[Start Exercise input]

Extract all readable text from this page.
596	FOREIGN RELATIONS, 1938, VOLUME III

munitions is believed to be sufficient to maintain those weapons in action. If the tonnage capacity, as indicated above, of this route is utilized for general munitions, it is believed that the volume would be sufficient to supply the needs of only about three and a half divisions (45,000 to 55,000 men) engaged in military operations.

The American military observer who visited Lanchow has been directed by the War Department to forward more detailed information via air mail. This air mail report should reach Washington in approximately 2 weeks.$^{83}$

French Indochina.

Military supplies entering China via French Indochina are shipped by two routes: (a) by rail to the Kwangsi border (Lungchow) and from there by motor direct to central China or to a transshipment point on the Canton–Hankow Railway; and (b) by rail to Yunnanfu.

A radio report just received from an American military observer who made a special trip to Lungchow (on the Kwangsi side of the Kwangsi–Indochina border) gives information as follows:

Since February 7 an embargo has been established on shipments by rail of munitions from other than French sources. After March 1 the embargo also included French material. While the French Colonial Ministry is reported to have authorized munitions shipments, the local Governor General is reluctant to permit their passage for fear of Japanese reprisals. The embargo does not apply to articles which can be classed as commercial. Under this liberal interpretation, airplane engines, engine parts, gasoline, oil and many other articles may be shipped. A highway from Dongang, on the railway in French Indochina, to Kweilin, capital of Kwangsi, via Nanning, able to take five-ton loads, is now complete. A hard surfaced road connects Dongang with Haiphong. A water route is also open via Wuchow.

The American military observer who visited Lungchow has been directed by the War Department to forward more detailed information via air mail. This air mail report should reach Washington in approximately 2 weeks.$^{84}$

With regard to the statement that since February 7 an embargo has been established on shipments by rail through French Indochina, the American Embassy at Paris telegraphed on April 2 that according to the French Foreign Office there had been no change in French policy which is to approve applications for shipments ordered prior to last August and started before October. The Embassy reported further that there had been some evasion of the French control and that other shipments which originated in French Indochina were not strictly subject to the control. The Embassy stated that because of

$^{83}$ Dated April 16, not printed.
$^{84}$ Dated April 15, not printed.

[End Exercise input]

Exercise directions: Each line above that includes "directed" should be shown.

The completed task:
The American military observer who visited Lanchow has been directed by the War Department to forward more detailed information via air mail. This air mail report should reach Washington in approximately 2 weeks.$^{83}$
The American military observer who visited Lungchow has been directed by the War Department to forward more detailed information via air mail. This air mail report should reach Washington in approximately 2 weeks.$^{84}$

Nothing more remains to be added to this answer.